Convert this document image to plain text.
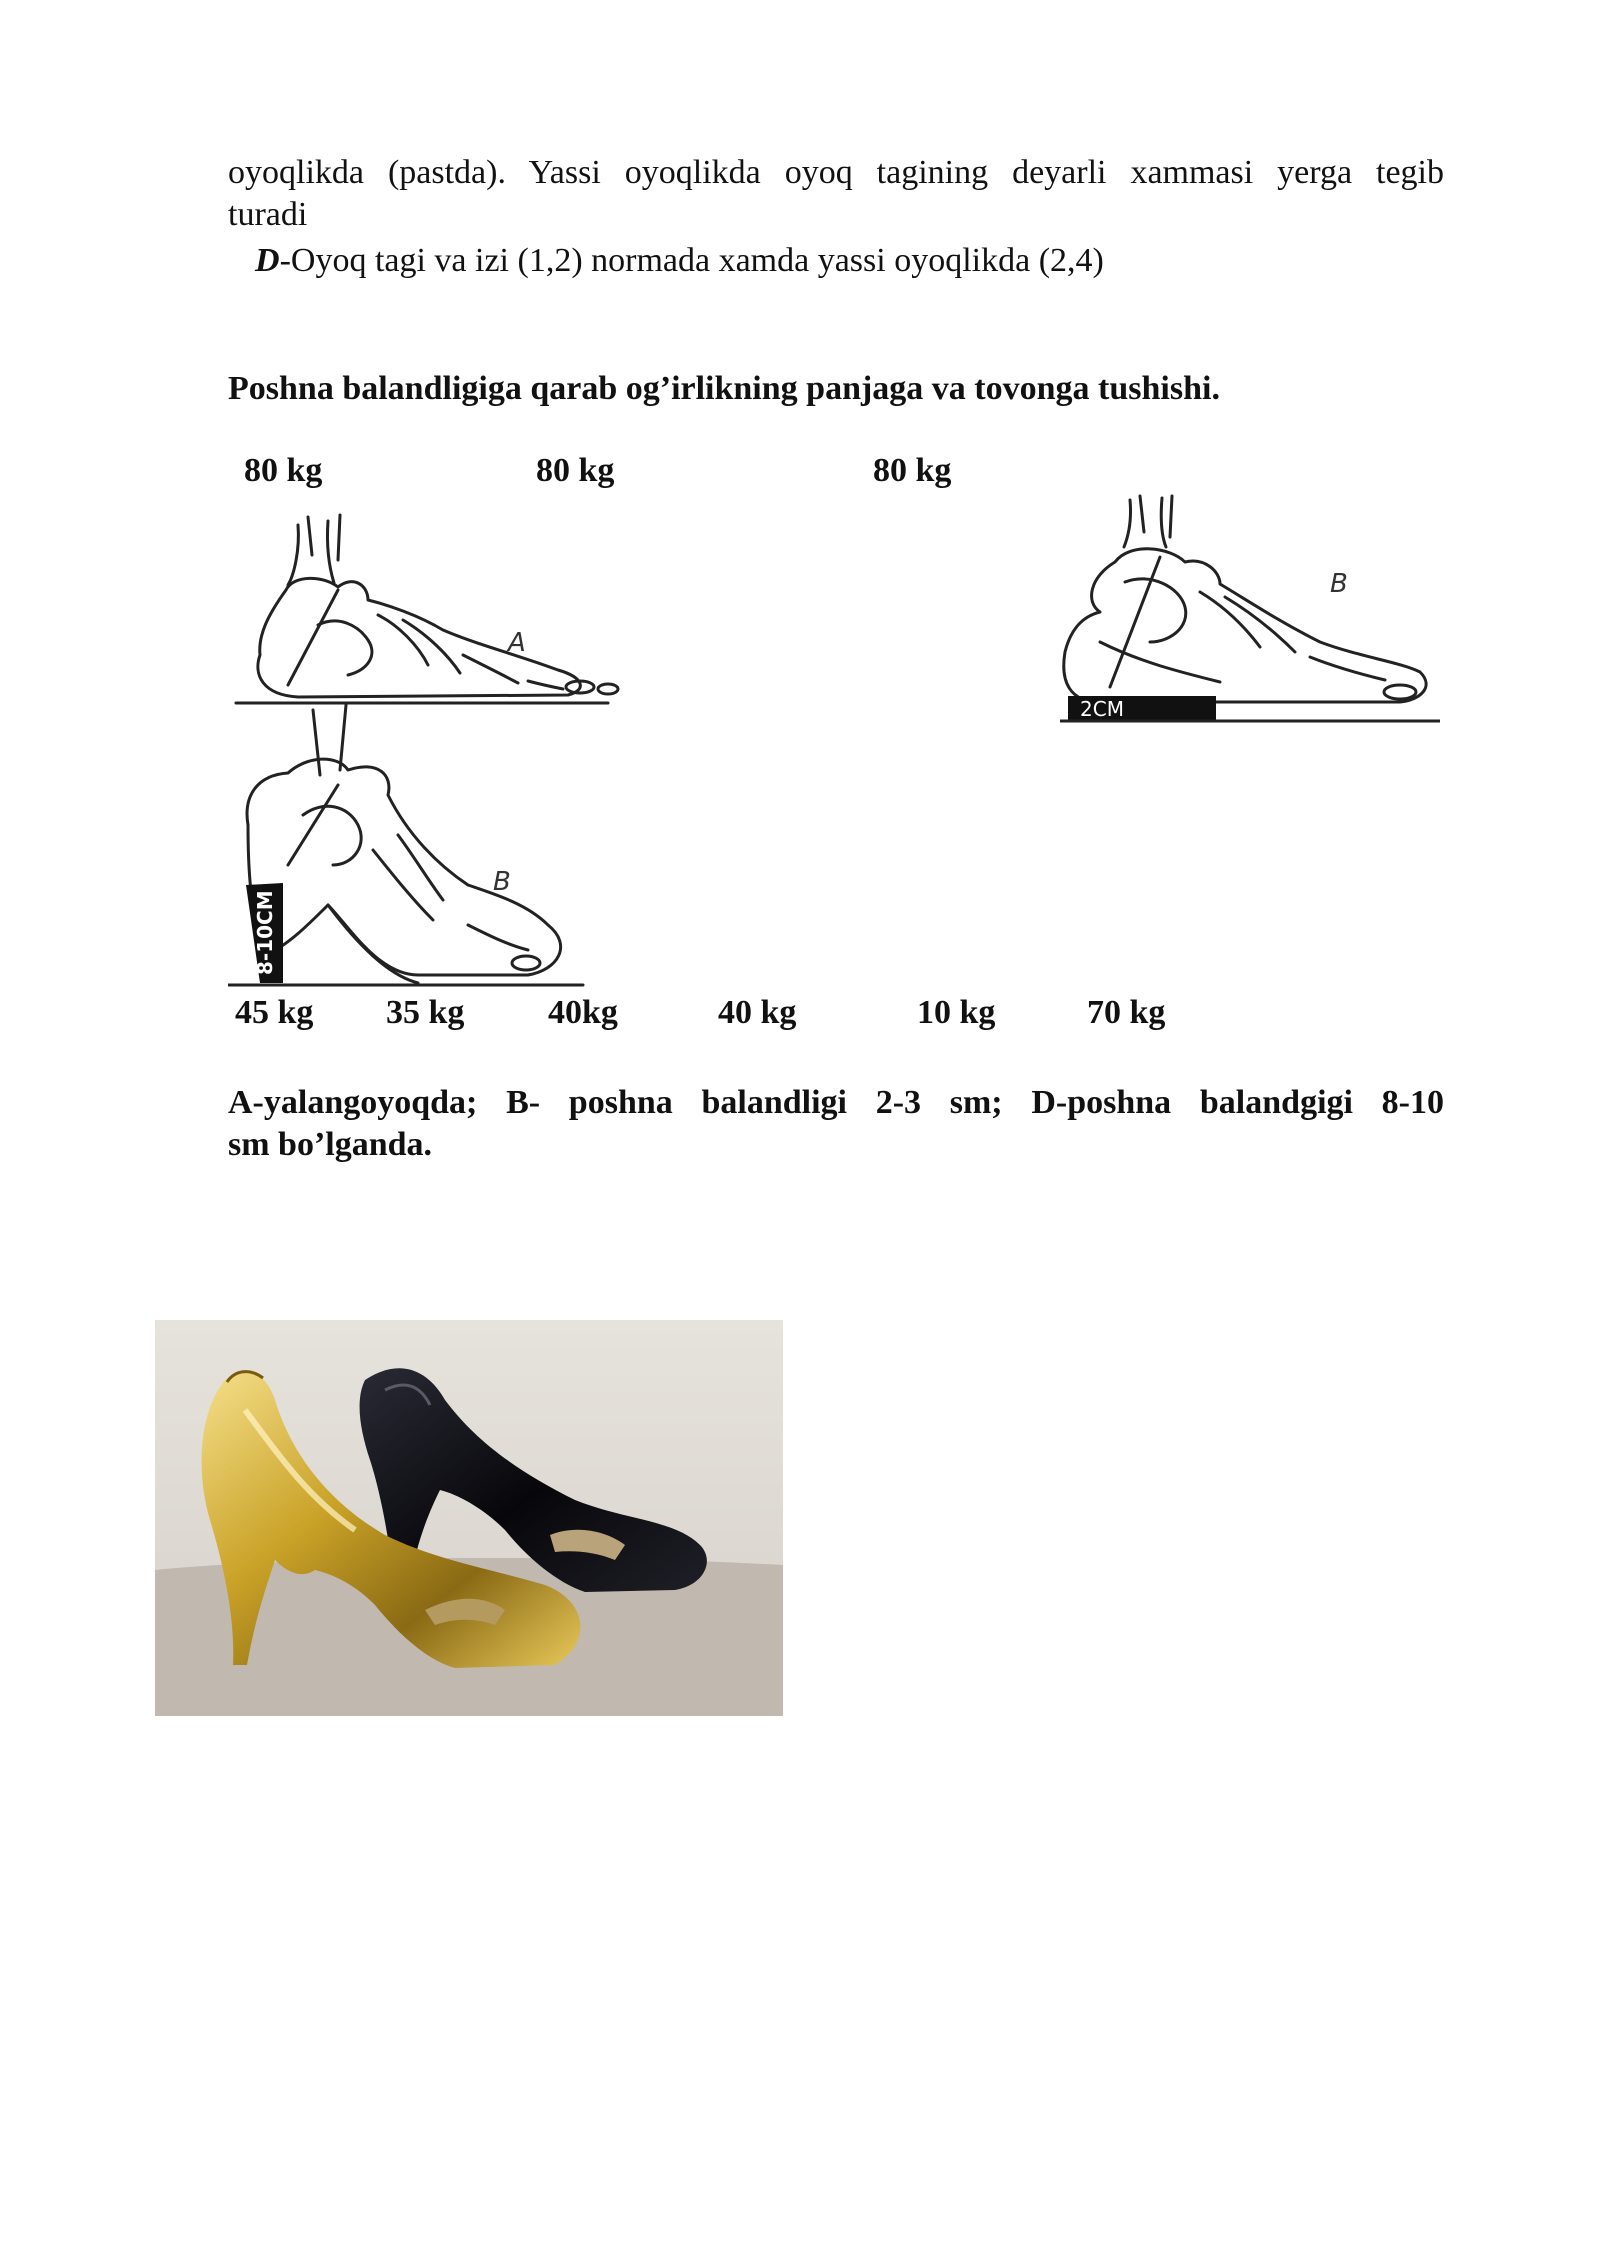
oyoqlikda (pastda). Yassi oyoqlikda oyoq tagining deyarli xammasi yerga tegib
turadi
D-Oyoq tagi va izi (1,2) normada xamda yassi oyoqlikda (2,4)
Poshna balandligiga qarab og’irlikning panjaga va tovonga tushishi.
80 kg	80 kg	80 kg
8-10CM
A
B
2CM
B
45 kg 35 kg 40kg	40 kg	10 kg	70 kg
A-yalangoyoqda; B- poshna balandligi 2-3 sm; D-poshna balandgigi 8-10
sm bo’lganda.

INSTRUCTIONS FOR THE TASK: Write the full listing out again with every line unchanged, but include no pictures.

IN RESPONSE:
Convert this document image to plain text.
oyoqlikda (pastda). Yassi oyoqlikda oyoq tagining deyarli xammasi yerga tegib
turadi
D-Oyoq tagi va izi (1,2) normada xamda yassi oyoqlikda (2,4)
Poshna balandligiga qarab og’irlikning panjaga va tovonga tushishi.
80 kg	80 kg	80 kg
8-10CM
A
B
2CM
B
45 kg 35 kg 40kg	40 kg	10 kg	70 kg
A-yalangoyoqda; B- poshna balandligi 2-3 sm; D-poshna balandgigi 8-10
sm bo’lganda.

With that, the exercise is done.